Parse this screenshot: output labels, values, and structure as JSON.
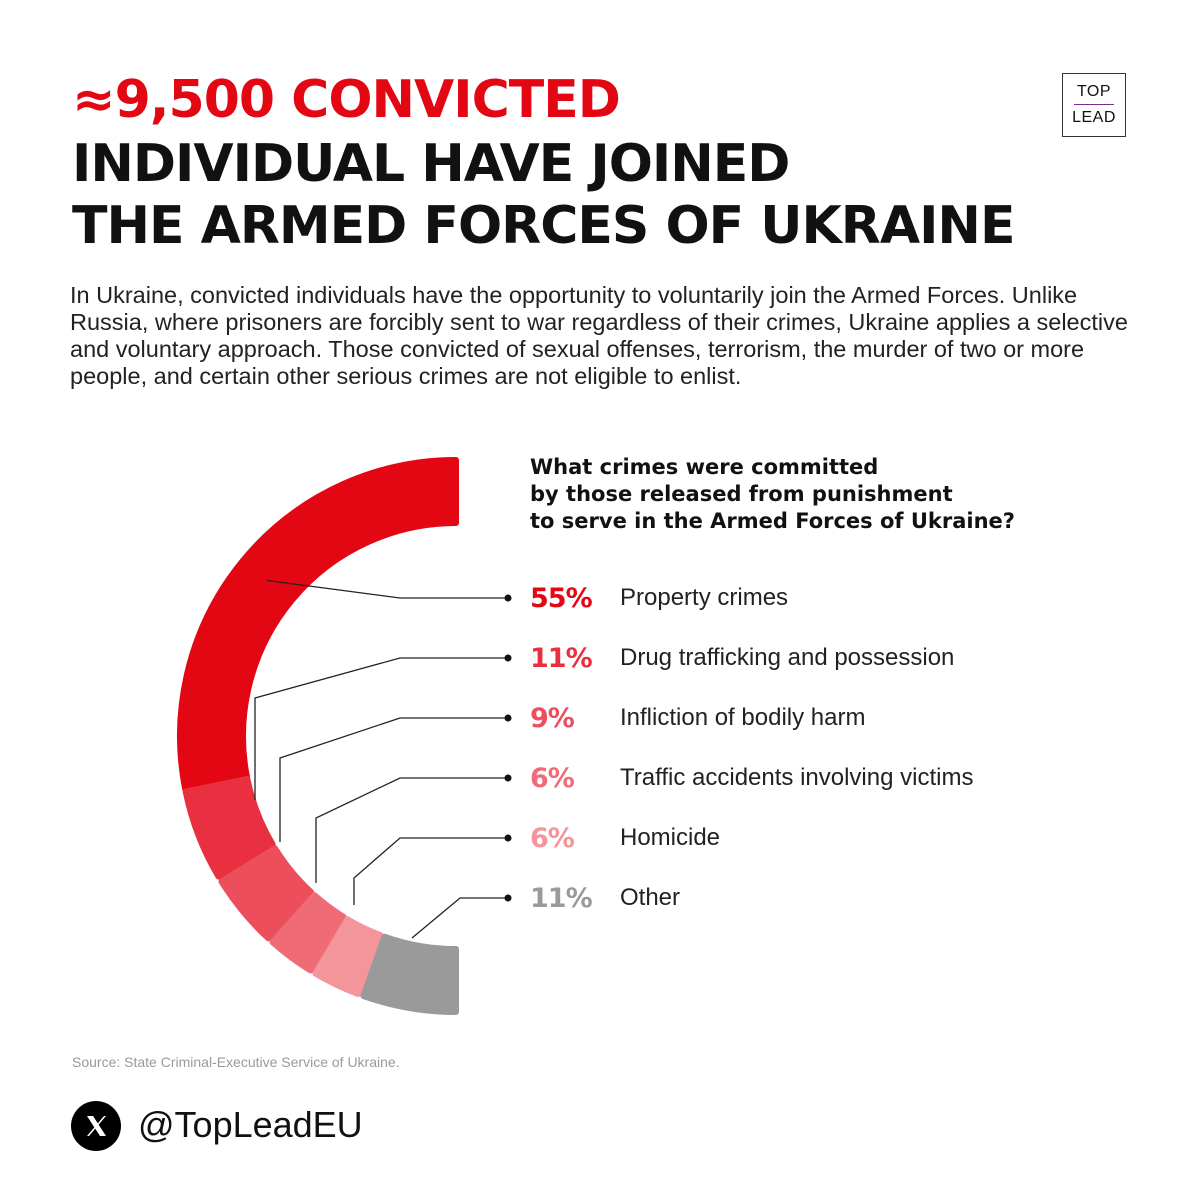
{
  "header": {
    "title_line1": "≈9,500 CONVICTED",
    "title_line2": "INDIVIDUAL HAVE JOINED",
    "title_line3": "THE ARMED FORCES OF UKRAINE"
  },
  "logo": {
    "top": "TOP",
    "bottom": "LEAD"
  },
  "intro": "In Ukraine, convicted individuals have the opportunity to voluntarily join the Armed Forces. Unlike Russia, where prisoners are forcibly sent to war regardless of their crimes, Ukraine applies a selective and voluntary approach. Those convicted of sexual offenses, terrorism, the murder of two or more people, and certain other serious crimes are not eligible to enlist.",
  "chart_data": {
    "type": "pie",
    "title": "What crimes were committed by those released from punishment to serve in the Armed Forces of Ukraine?",
    "title_lines": [
      "What crimes were committed",
      "by those released from punishment",
      "to serve in the Armed Forces of Ukraine?"
    ],
    "legend_placement": "right",
    "slices": [
      {
        "label": "Property crimes",
        "value": 55,
        "display": "55%",
        "color": "#e30613"
      },
      {
        "label": "Drug trafficking and possession",
        "value": 11,
        "display": "11%",
        "color": "#e83040"
      },
      {
        "label": "Infliction of bodily harm",
        "value": 9,
        "display": "9%",
        "color": "#ec4f5b"
      },
      {
        "label": "Traffic accidents involving victims",
        "value": 6,
        "display": "6%",
        "color": "#ef6c76"
      },
      {
        "label": "Homicide",
        "value": 6,
        "display": "6%",
        "color": "#f3959b"
      },
      {
        "label": "Other",
        "value": 11,
        "display": "11%",
        "color": "#9a9a9a"
      }
    ]
  },
  "source": "Source: State Criminal-Executive Service of Ukraine.",
  "social": {
    "icon": "x-logo-icon",
    "handle": "@TopLeadEU"
  }
}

━━━━━━

◆ **Objective**: Omit every picture, then reproduce the rest of the listing exactly.

◆ **Exercise solution**:
Parse this screenshot: output labels, values, and structure as JSON.
{
  "header": {
    "title_line1": "≈9,500 CONVICTED",
    "title_line2": "INDIVIDUAL HAVE JOINED",
    "title_line3": "THE ARMED FORCES OF UKRAINE"
  },
  "logo": {
    "top": "TOP",
    "bottom": "LEAD"
  },
  "intro": "In Ukraine, convicted individuals have the opportunity to voluntarily join the Armed Forces. Unlike Russia, where prisoners are forcibly sent to war regardless of their crimes, Ukraine applies a selective and voluntary approach. Those convicted of sexual offenses, terrorism, the murder of two or more people, and certain other serious crimes are not eligible to enlist.",
  "chart_data": {
    "type": "pie",
    "title": "What crimes were committed by those released from punishment to serve in the Armed Forces of Ukraine?",
    "title_lines": [
      "What crimes were committed",
      "by those released from punishment",
      "to serve in the Armed Forces of Ukraine?"
    ],
    "legend_placement": "right",
    "slices": [
      {
        "label": "Property crimes",
        "value": 55,
        "display": "55%",
        "color": "#e30613"
      },
      {
        "label": "Drug trafficking and possession",
        "value": 11,
        "display": "11%",
        "color": "#e83040"
      },
      {
        "label": "Infliction of bodily harm",
        "value": 9,
        "display": "9%",
        "color": "#ec4f5b"
      },
      {
        "label": "Traffic accidents involving victims",
        "value": 6,
        "display": "6%",
        "color": "#ef6c76"
      },
      {
        "label": "Homicide",
        "value": 6,
        "display": "6%",
        "color": "#f3959b"
      },
      {
        "label": "Other",
        "value": 11,
        "display": "11%",
        "color": "#9a9a9a"
      }
    ]
  },
  "source": "Source: State Criminal-Executive Service of Ukraine.",
  "social": {
    "icon": "x-logo-icon",
    "handle": "@TopLeadEU"
  }
}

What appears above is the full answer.